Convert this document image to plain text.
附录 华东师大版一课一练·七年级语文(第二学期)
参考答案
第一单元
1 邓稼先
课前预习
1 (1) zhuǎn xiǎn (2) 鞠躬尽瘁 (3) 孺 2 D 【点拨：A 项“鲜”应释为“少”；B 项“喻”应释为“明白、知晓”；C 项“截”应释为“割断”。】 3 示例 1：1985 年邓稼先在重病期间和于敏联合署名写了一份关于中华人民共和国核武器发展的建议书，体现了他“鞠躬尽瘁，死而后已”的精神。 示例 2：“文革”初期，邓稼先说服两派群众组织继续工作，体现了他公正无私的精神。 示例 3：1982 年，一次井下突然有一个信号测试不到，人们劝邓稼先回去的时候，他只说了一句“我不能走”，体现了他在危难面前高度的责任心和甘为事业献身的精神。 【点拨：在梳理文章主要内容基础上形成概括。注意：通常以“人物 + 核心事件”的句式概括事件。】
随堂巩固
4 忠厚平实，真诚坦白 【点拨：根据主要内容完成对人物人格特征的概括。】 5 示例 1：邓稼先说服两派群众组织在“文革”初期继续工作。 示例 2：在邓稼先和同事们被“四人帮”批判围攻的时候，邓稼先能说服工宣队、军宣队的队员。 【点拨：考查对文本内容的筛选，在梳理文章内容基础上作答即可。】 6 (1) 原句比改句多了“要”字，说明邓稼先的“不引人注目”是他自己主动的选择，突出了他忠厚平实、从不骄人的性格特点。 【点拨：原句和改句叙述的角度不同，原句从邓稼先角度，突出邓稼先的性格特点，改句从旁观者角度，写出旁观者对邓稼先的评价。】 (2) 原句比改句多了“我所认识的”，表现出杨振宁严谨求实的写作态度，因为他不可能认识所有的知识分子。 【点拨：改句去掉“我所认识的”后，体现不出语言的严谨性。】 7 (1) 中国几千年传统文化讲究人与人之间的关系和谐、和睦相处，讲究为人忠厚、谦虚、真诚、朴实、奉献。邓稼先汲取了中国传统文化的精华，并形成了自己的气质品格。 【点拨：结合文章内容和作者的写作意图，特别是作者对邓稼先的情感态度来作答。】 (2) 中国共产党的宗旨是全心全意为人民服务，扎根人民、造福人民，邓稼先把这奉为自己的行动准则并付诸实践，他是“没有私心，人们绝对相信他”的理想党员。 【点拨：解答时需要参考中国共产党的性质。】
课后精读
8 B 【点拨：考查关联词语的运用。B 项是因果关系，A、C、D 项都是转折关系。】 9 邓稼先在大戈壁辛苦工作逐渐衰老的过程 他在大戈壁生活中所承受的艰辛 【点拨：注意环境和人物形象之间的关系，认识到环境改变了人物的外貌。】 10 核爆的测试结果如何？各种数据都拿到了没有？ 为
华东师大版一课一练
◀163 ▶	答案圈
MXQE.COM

(Problem statement) Print the complete listing again, exactly as it stands.

(Answer to this task)
Convert this document image to plain text.
附录 华东师大版一课一练·七年级语文(第二学期)
参考答案
第一单元
1 邓稼先
课前预习
1 (1) zhuǎn xiǎn (2) 鞠躬尽瘁 (3) 孺 2 D 【点拨：A 项“鲜”应释为“少”；B 项“喻”应释为“明白、知晓”；C 项“截”应释为“割断”。】 3 示例 1：1985 年邓稼先在重病期间和于敏联合署名写了一份关于中华人民共和国核武器发展的建议书，体现了他“鞠躬尽瘁，死而后已”的精神。 示例 2：“文革”初期，邓稼先说服两派群众组织继续工作，体现了他公正无私的精神。 示例 3：1982 年，一次井下突然有一个信号测试不到，人们劝邓稼先回去的时候，他只说了一句“我不能走”，体现了他在危难面前高度的责任心和甘为事业献身的精神。 【点拨：在梳理文章主要内容基础上形成概括。注意：通常以“人物 + 核心事件”的句式概括事件。】
随堂巩固
4 忠厚平实，真诚坦白 【点拨：根据主要内容完成对人物人格特征的概括。】 5 示例 1：邓稼先说服两派群众组织在“文革”初期继续工作。 示例 2：在邓稼先和同事们被“四人帮”批判围攻的时候，邓稼先能说服工宣队、军宣队的队员。 【点拨：考查对文本内容的筛选，在梳理文章内容基础上作答即可。】 6 (1) 原句比改句多了“要”字，说明邓稼先的“不引人注目”是他自己主动的选择，突出了他忠厚平实、从不骄人的性格特点。 【点拨：原句和改句叙述的角度不同，原句从邓稼先角度，突出邓稼先的性格特点，改句从旁观者角度，写出旁观者对邓稼先的评价。】 (2) 原句比改句多了“我所认识的”，表现出杨振宁严谨求实的写作态度，因为他不可能认识所有的知识分子。 【点拨：改句去掉“我所认识的”后，体现不出语言的严谨性。】 7 (1) 中国几千年传统文化讲究人与人之间的关系和谐、和睦相处，讲究为人忠厚、谦虚、真诚、朴实、奉献。邓稼先汲取了中国传统文化的精华，并形成了自己的气质品格。 【点拨：结合文章内容和作者的写作意图，特别是作者对邓稼先的情感态度来作答。】 (2) 中国共产党的宗旨是全心全意为人民服务，扎根人民、造福人民，邓稼先把这奉为自己的行动准则并付诸实践，他是“没有私心，人们绝对相信他”的理想党员。 【点拨：解答时需要参考中国共产党的性质。】
课后精读
8 B 【点拨：考查关联词语的运用。B 项是因果关系，A、C、D 项都是转折关系。】 9 邓稼先在大戈壁辛苦工作逐渐衰老的过程 他在大戈壁生活中所承受的艰辛 【点拨：注意环境和人物形象之间的关系，认识到环境改变了人物的外貌。】 10 核爆的测试结果如何？各种数据都拿到了没有？ 为
华东师大版一课一练
◀163 ▶	答案圈
MXQE.COM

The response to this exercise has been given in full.